**What you need to do:** In the copy, include every entry exactly but none of the pictures.

**A run of records:**
···

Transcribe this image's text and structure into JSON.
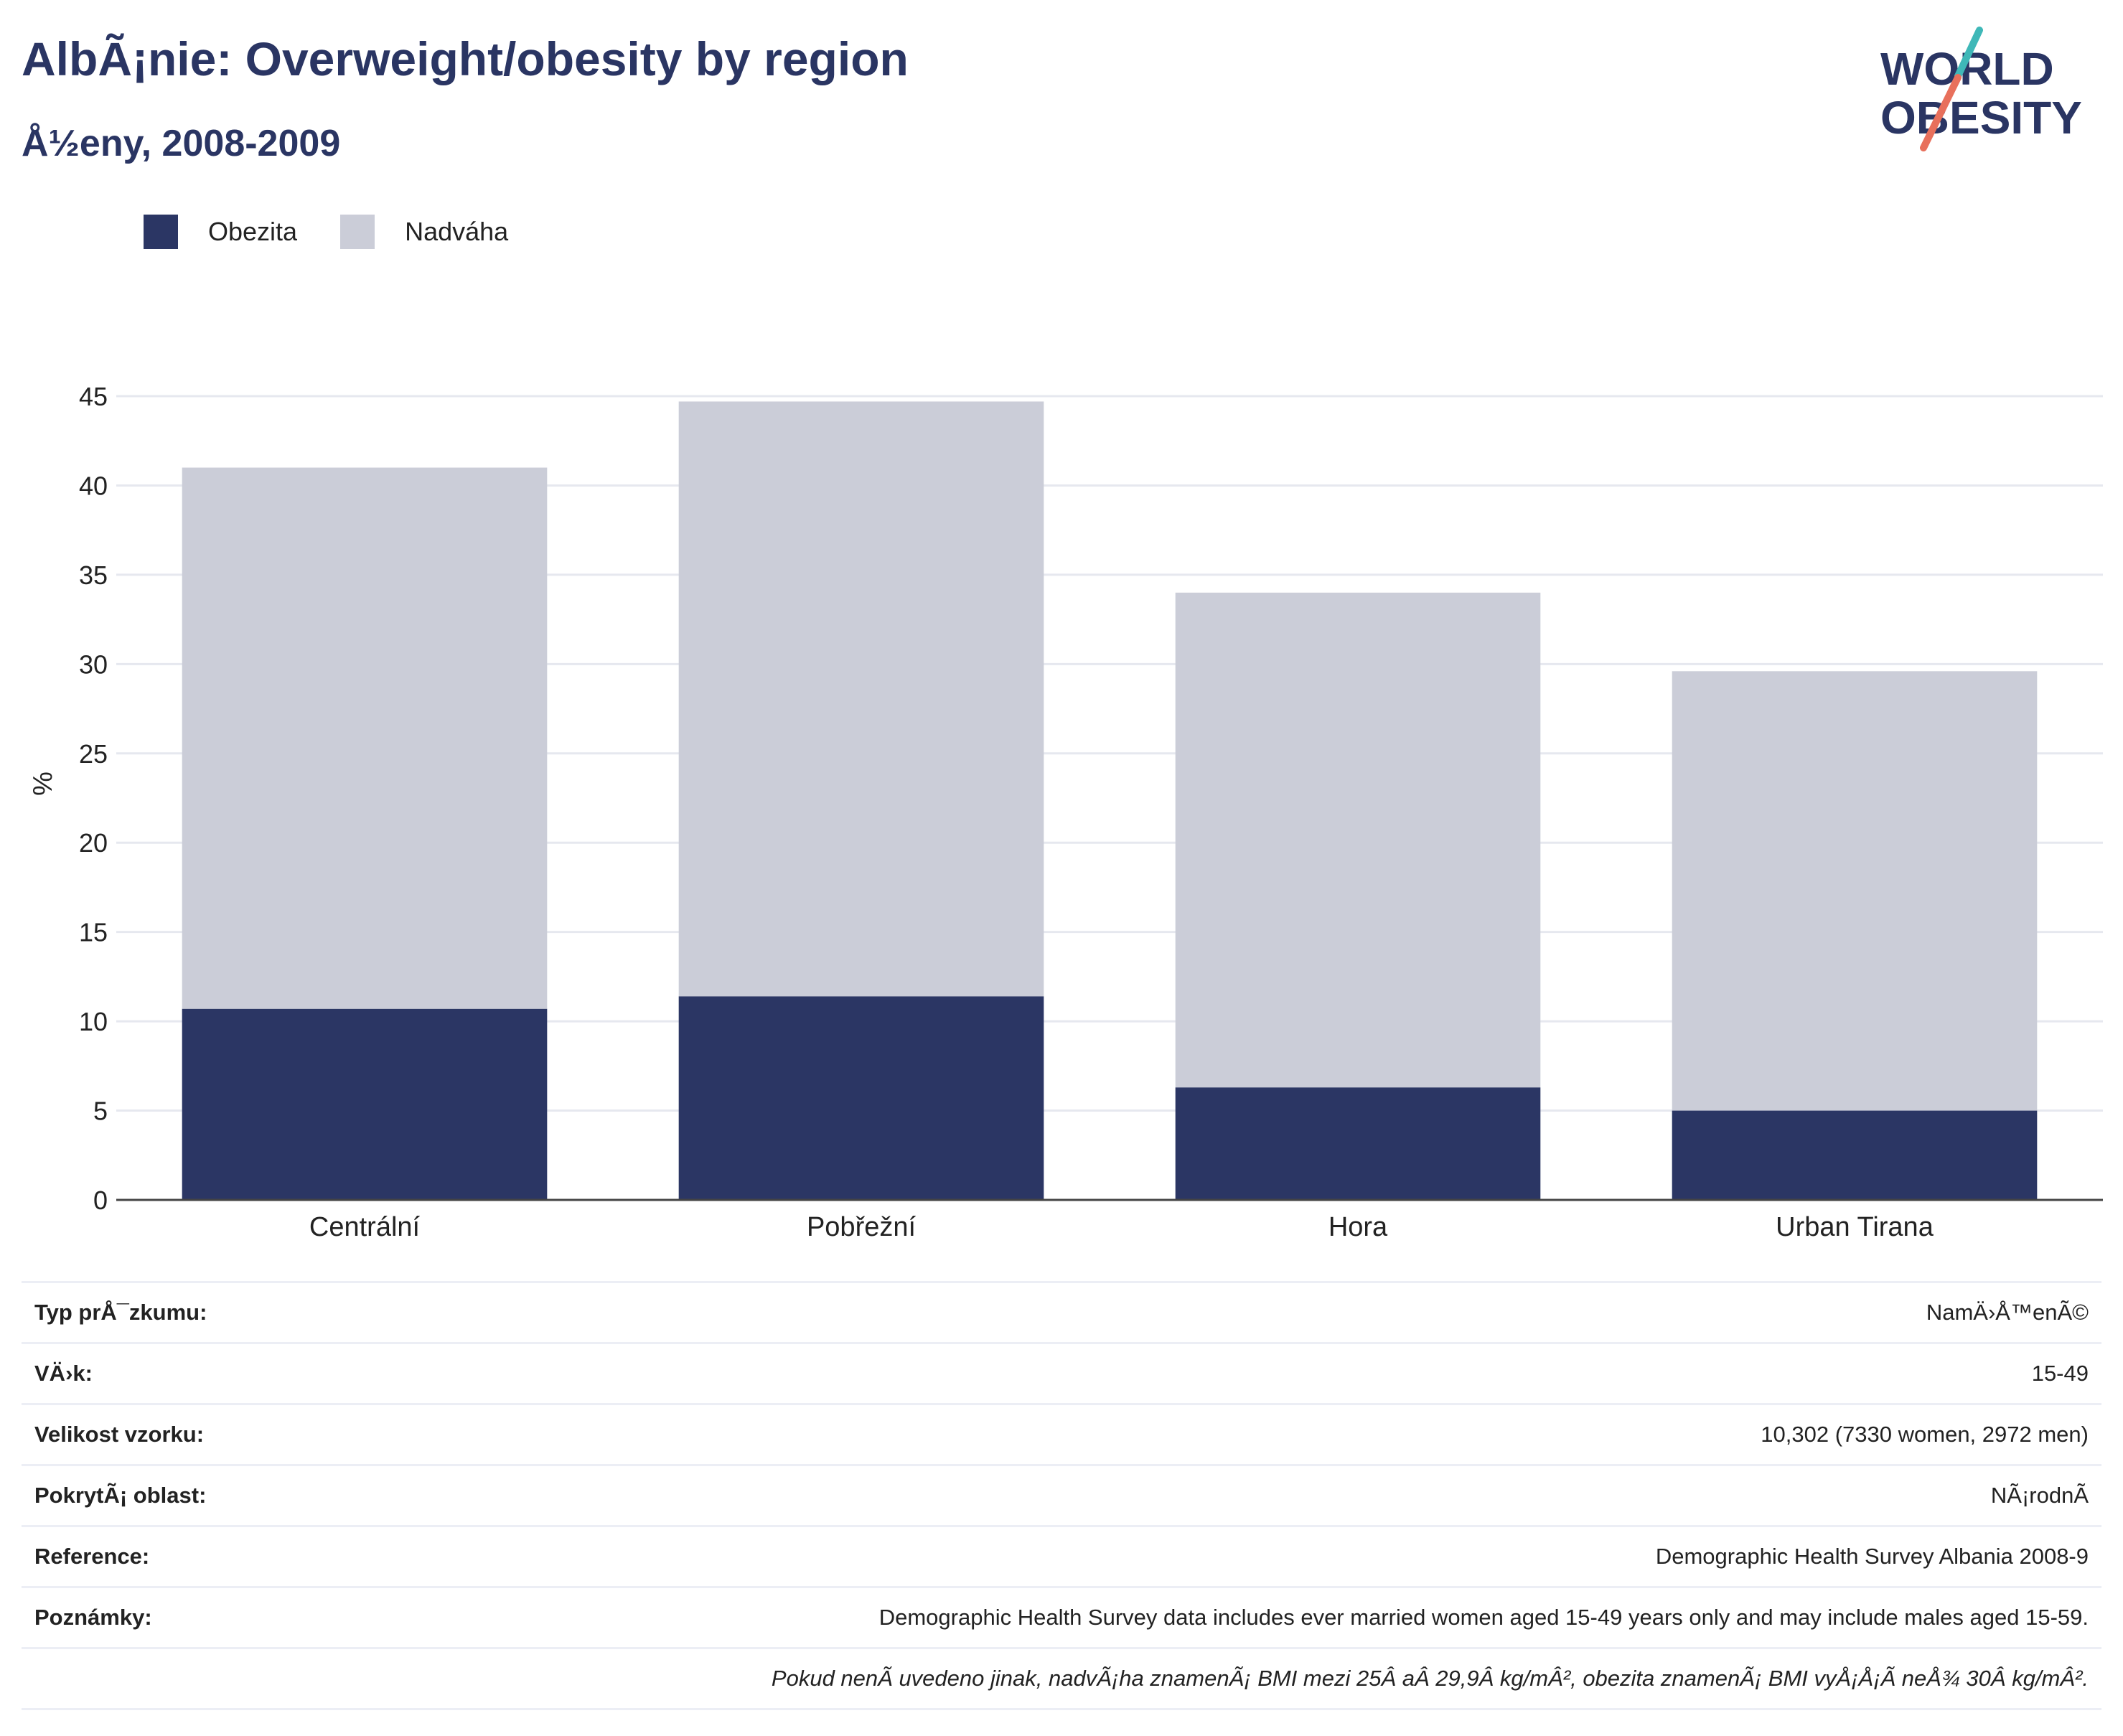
{
  "header": {
    "title": "AlbÃ¡nie: Overweight/obesity by region",
    "subtitle": "Å½eny, 2008-2009"
  },
  "logo": {
    "line1": "WORLD",
    "line2": "OBESITY"
  },
  "colors": {
    "obesity": "#2b3664",
    "overweight": "#cbcdd8",
    "text": "#2a3563",
    "grid": "#e6e8ef"
  },
  "legend": [
    {
      "label": "Obezita",
      "color": "#2b3664"
    },
    {
      "label": "Nadváha",
      "color": "#cbcdd8"
    }
  ],
  "chart_data": {
    "type": "bar",
    "stacked": true,
    "categories": [
      "Centrální",
      "Pobřežní",
      "Hora",
      "Urban Tirana"
    ],
    "series": [
      {
        "name": "Obezita",
        "values": [
          10.7,
          11.4,
          6.3,
          5.0
        ]
      },
      {
        "name": "Nadváha",
        "values": [
          30.3,
          33.3,
          27.7,
          24.6
        ]
      }
    ],
    "ylabel": "%",
    "ylim": [
      0,
      45
    ],
    "yticks": [
      0,
      5,
      10,
      15,
      20,
      25,
      30,
      35,
      40,
      45
    ],
    "grid": true,
    "legend_position": "top-left"
  },
  "info": {
    "rows": [
      {
        "key": "Typ prÅ¯zkumu:",
        "value": "NamÄ›Å™enÃ©"
      },
      {
        "key": "VÄ›k:",
        "value": "15-49"
      },
      {
        "key": "Velikost vzorku:",
        "value": "10,302 (7330 women, 2972 men)"
      },
      {
        "key": "PokrytÃ¡ oblast:",
        "value": "NÃ¡rodnÃ"
      },
      {
        "key": "Reference:",
        "value": "Demographic Health Survey Albania 2008-9"
      },
      {
        "key": "Poznámky:",
        "value": "Demographic Health Survey data includes ever married women aged 15-49 years only and may include males aged 15-59."
      }
    ],
    "footnote": "Pokud nenÃ uvedeno jinak, nadvÃ¡ha znamenÃ¡ BMI mezi 25Â aÂ 29,9Â kg/mÂ², obezita znamenÃ¡ BMI vyÅ¡Å¡Ã neÅ¾ 30Â kg/mÂ²."
  }
}
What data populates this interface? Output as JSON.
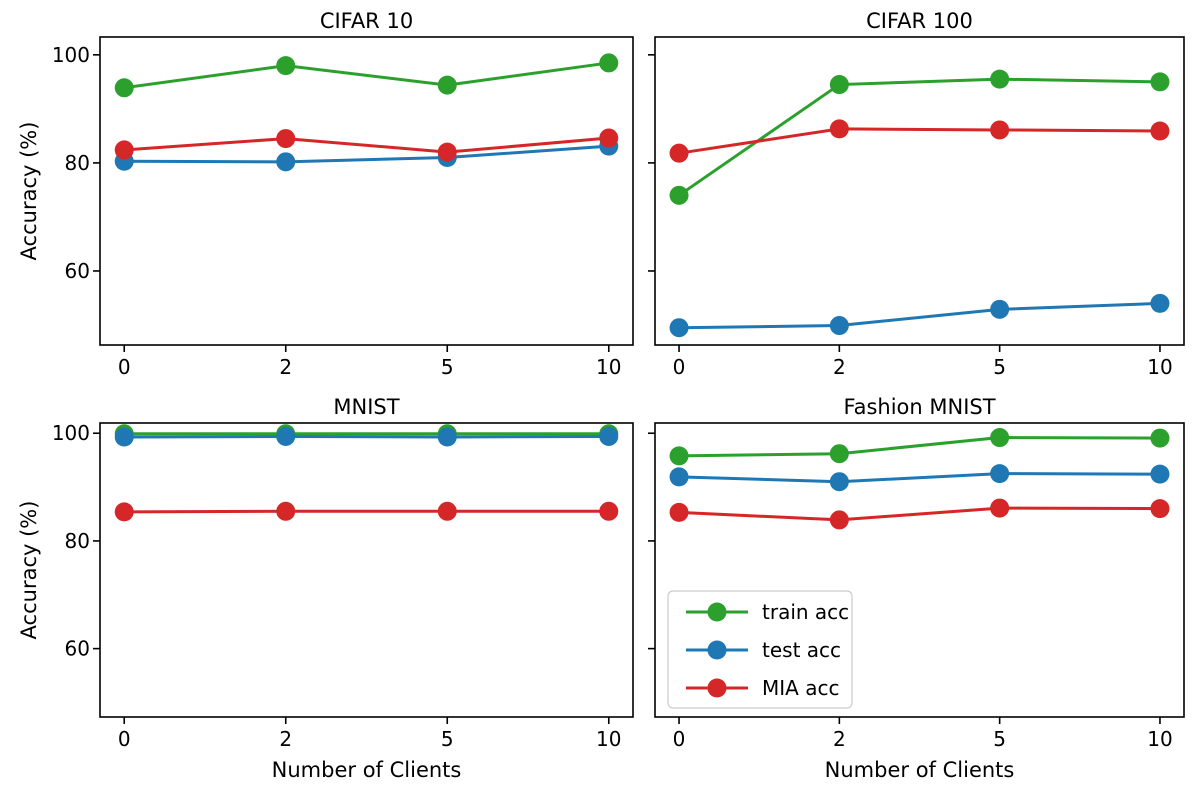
{
  "figure": {
    "background": "#ffffff",
    "xlabel": "Number of Clients",
    "ylabel": "Accuracy (%)"
  },
  "legend": {
    "location": "lower left of Fashion MNIST panel",
    "entries": [
      {
        "label": "train acc",
        "color": "#2ca02c"
      },
      {
        "label": "test acc",
        "color": "#1f77b4"
      },
      {
        "label": "MIA acc",
        "color": "#d62728"
      }
    ]
  },
  "chart_data": [
    {
      "type": "line",
      "title": "CIFAR 10",
      "xlabel": "",
      "ylabel": "Accuracy (%)",
      "categories": [
        "0",
        "2",
        "5",
        "10"
      ],
      "yticks": [
        60,
        80,
        100
      ],
      "ylim": [
        46.3,
        103.3
      ],
      "grid": false,
      "marker": "o",
      "series": [
        {
          "name": "train acc",
          "color": "#2ca02c",
          "values": [
            93.9,
            98.0,
            94.4,
            98.5
          ]
        },
        {
          "name": "test acc",
          "color": "#1f77b4",
          "values": [
            80.3,
            80.2,
            81.0,
            83.1
          ]
        },
        {
          "name": "MIA acc",
          "color": "#d62728",
          "values": [
            82.4,
            84.5,
            82.0,
            84.6
          ]
        }
      ]
    },
    {
      "type": "line",
      "title": "CIFAR 100",
      "xlabel": "",
      "ylabel": "",
      "categories": [
        "0",
        "2",
        "5",
        "10"
      ],
      "yticks": [
        60,
        80,
        100
      ],
      "ylim": [
        46.3,
        103.3
      ],
      "grid": false,
      "marker": "o",
      "series": [
        {
          "name": "train acc",
          "color": "#2ca02c",
          "values": [
            74.0,
            94.5,
            95.5,
            95.0
          ]
        },
        {
          "name": "test acc",
          "color": "#1f77b4",
          "values": [
            49.5,
            49.9,
            52.9,
            54.0
          ]
        },
        {
          "name": "MIA acc",
          "color": "#d62728",
          "values": [
            81.8,
            86.3,
            86.1,
            85.9
          ]
        }
      ]
    },
    {
      "type": "line",
      "title": "MNIST",
      "xlabel": "Number of Clients",
      "ylabel": "Accuracy (%)",
      "categories": [
        "0",
        "2",
        "5",
        "10"
      ],
      "yticks": [
        60,
        80,
        100
      ],
      "ylim": [
        47.3,
        101.9
      ],
      "grid": false,
      "marker": "o",
      "series": [
        {
          "name": "train acc",
          "color": "#2ca02c",
          "values": [
            99.9,
            99.9,
            99.9,
            99.9
          ]
        },
        {
          "name": "test acc",
          "color": "#1f77b4",
          "values": [
            99.3,
            99.4,
            99.3,
            99.4
          ]
        },
        {
          "name": "MIA acc",
          "color": "#d62728",
          "values": [
            85.4,
            85.5,
            85.5,
            85.5
          ]
        }
      ]
    },
    {
      "type": "line",
      "title": "Fashion MNIST",
      "xlabel": "Number of Clients",
      "ylabel": "",
      "categories": [
        "0",
        "2",
        "5",
        "10"
      ],
      "yticks": [
        60,
        80,
        100
      ],
      "ylim": [
        47.3,
        101.9
      ],
      "grid": false,
      "marker": "o",
      "legend": true,
      "series": [
        {
          "name": "train acc",
          "color": "#2ca02c",
          "values": [
            95.8,
            96.2,
            99.2,
            99.1
          ]
        },
        {
          "name": "test acc",
          "color": "#1f77b4",
          "values": [
            91.9,
            91.0,
            92.5,
            92.4
          ]
        },
        {
          "name": "MIA acc",
          "color": "#d62728",
          "values": [
            85.3,
            83.9,
            86.1,
            86.0
          ]
        }
      ]
    }
  ]
}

···

**Response to this task:**
Transcribe this image's text and structure into JSON.
{
  "header": {
    "title": "AlbÃ¡nie: Overweight/obesity by region",
    "subtitle": "Å½eny, 2008-2009"
  },
  "logo": {
    "line1": "WORLD",
    "line2": "OBESITY"
  },
  "colors": {
    "obesity": "#2b3664",
    "overweight": "#cbcdd8",
    "text": "#2a3563",
    "grid": "#e6e8ef"
  },
  "legend": [
    {
      "label": "Obezita",
      "color": "#2b3664"
    },
    {
      "label": "Nadváha",
      "color": "#cbcdd8"
    }
  ],
  "chart_data": {
    "type": "bar",
    "stacked": true,
    "categories": [
      "Centrální",
      "Pobřežní",
      "Hora",
      "Urban Tirana"
    ],
    "series": [
      {
        "name": "Obezita",
        "values": [
          10.7,
          11.4,
          6.3,
          5.0
        ]
      },
      {
        "name": "Nadváha",
        "values": [
          30.3,
          33.3,
          27.7,
          24.6
        ]
      }
    ],
    "ylabel": "%",
    "ylim": [
      0,
      45
    ],
    "yticks": [
      0,
      5,
      10,
      15,
      20,
      25,
      30,
      35,
      40,
      45
    ],
    "grid": true,
    "legend_position": "top-left"
  },
  "info": {
    "rows": [
      {
        "key": "Typ prÅ¯zkumu:",
        "value": "NamÄ›Å™enÃ©"
      },
      {
        "key": "VÄ›k:",
        "value": "15-49"
      },
      {
        "key": "Velikost vzorku:",
        "value": "10,302 (7330 women, 2972 men)"
      },
      {
        "key": "PokrytÃ¡ oblast:",
        "value": "NÃ¡rodnÃ"
      },
      {
        "key": "Reference:",
        "value": "Demographic Health Survey Albania 2008-9"
      },
      {
        "key": "Poznámky:",
        "value": "Demographic Health Survey data includes ever married women aged 15-49 years only and may include males aged 15-59."
      }
    ],
    "footnote": "Pokud nenÃ uvedeno jinak, nadvÃ¡ha znamenÃ¡ BMI mezi 25Â aÂ 29,9Â kg/mÂ², obezita znamenÃ¡ BMI vyÅ¡Å¡Ã neÅ¾ 30Â kg/mÂ²."
  }
}
What data populates this interface? Output as JSON.
{
  "figure": {
    "background": "#ffffff",
    "xlabel": "Number of Clients",
    "ylabel": "Accuracy (%)"
  },
  "legend": {
    "location": "lower left of Fashion MNIST panel",
    "entries": [
      {
        "label": "train acc",
        "color": "#2ca02c"
      },
      {
        "label": "test acc",
        "color": "#1f77b4"
      },
      {
        "label": "MIA acc",
        "color": "#d62728"
      }
    ]
  },
  "chart_data": [
    {
      "type": "line",
      "title": "CIFAR 10",
      "xlabel": "",
      "ylabel": "Accuracy (%)",
      "categories": [
        "0",
        "2",
        "5",
        "10"
      ],
      "yticks": [
        60,
        80,
        100
      ],
      "ylim": [
        46.3,
        103.3
      ],
      "grid": false,
      "marker": "o",
      "series": [
        {
          "name": "train acc",
          "color": "#2ca02c",
          "values": [
            93.9,
            98.0,
            94.4,
            98.5
          ]
        },
        {
          "name": "test acc",
          "color": "#1f77b4",
          "values": [
            80.3,
            80.2,
            81.0,
            83.1
          ]
        },
        {
          "name": "MIA acc",
          "color": "#d62728",
          "values": [
            82.4,
            84.5,
            82.0,
            84.6
          ]
        }
      ]
    },
    {
      "type": "line",
      "title": "CIFAR 100",
      "xlabel": "",
      "ylabel": "",
      "categories": [
        "0",
        "2",
        "5",
        "10"
      ],
      "yticks": [
        60,
        80,
        100
      ],
      "ylim": [
        46.3,
        103.3
      ],
      "grid": false,
      "marker": "o",
      "series": [
        {
          "name": "train acc",
          "color": "#2ca02c",
          "values": [
            74.0,
            94.5,
            95.5,
            95.0
          ]
        },
        {
          "name": "test acc",
          "color": "#1f77b4",
          "values": [
            49.5,
            49.9,
            52.9,
            54.0
          ]
        },
        {
          "name": "MIA acc",
          "color": "#d62728",
          "values": [
            81.8,
            86.3,
            86.1,
            85.9
          ]
        }
      ]
    },
    {
      "type": "line",
      "title": "MNIST",
      "xlabel": "Number of Clients",
      "ylabel": "Accuracy (%)",
      "categories": [
        "0",
        "2",
        "5",
        "10"
      ],
      "yticks": [
        60,
        80,
        100
      ],
      "ylim": [
        47.3,
        101.9
      ],
      "grid": false,
      "marker": "o",
      "series": [
        {
          "name": "train acc",
          "color": "#2ca02c",
          "values": [
            99.9,
            99.9,
            99.9,
            99.9
          ]
        },
        {
          "name": "test acc",
          "color": "#1f77b4",
          "values": [
            99.3,
            99.4,
            99.3,
            99.4
          ]
        },
        {
          "name": "MIA acc",
          "color": "#d62728",
          "values": [
            85.4,
            85.5,
            85.5,
            85.5
          ]
        }
      ]
    },
    {
      "type": "line",
      "title": "Fashion MNIST",
      "xlabel": "Number of Clients",
      "ylabel": "",
      "categories": [
        "0",
        "2",
        "5",
        "10"
      ],
      "yticks": [
        60,
        80,
        100
      ],
      "ylim": [
        47.3,
        101.9
      ],
      "grid": false,
      "marker": "o",
      "legend": true,
      "series": [
        {
          "name": "train acc",
          "color": "#2ca02c",
          "values": [
            95.8,
            96.2,
            99.2,
            99.1
          ]
        },
        {
          "name": "test acc",
          "color": "#1f77b4",
          "values": [
            91.9,
            91.0,
            92.5,
            92.4
          ]
        },
        {
          "name": "MIA acc",
          "color": "#d62728",
          "values": [
            85.3,
            83.9,
            86.1,
            86.0
          ]
        }
      ]
    }
  ]
}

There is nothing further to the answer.